** Supplied data **

==========

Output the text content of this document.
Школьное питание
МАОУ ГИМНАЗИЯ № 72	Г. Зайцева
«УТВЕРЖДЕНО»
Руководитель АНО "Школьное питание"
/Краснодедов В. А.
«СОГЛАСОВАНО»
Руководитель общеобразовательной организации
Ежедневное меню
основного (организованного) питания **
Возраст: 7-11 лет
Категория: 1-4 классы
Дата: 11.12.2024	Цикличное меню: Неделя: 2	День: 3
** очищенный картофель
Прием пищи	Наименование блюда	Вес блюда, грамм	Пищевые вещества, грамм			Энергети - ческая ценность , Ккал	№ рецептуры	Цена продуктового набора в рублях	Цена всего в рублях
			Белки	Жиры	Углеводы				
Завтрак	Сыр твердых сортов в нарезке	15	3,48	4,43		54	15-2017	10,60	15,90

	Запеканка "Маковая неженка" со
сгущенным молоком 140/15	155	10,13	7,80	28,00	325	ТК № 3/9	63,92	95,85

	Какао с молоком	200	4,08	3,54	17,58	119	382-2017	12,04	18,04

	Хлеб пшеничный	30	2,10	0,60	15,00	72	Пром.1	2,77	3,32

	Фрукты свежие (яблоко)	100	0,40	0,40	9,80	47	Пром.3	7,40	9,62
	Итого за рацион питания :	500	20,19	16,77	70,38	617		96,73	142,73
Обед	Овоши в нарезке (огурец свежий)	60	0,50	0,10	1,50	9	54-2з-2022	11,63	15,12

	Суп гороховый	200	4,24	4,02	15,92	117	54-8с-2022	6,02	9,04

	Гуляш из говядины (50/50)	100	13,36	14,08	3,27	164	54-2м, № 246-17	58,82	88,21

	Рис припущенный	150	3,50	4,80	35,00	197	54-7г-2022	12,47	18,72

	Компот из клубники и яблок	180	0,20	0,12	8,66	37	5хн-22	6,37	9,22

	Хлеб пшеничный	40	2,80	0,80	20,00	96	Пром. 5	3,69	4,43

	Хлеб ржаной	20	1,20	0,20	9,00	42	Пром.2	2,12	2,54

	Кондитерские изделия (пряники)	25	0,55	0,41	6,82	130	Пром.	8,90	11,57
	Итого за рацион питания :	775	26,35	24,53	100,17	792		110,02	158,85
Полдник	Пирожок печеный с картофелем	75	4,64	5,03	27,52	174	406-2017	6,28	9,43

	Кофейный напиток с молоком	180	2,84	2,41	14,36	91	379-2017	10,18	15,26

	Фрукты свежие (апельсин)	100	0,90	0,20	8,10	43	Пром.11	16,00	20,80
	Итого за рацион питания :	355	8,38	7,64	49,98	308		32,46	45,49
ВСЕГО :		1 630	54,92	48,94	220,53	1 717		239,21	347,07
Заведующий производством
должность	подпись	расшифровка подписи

==========

** Requirements **
Identify lines with the string "Итого". Copy each one.

** Answer in full **
	Итого за рацион питания :	500	20,19	16,77	70,38	617		96,73	142,73
	Итого за рацион питания :	775	26,35	24,53	100,17	792		110,02	158,85
	Итого за рацион питания :	355	8,38	7,64	49,98	308		32,46	45,49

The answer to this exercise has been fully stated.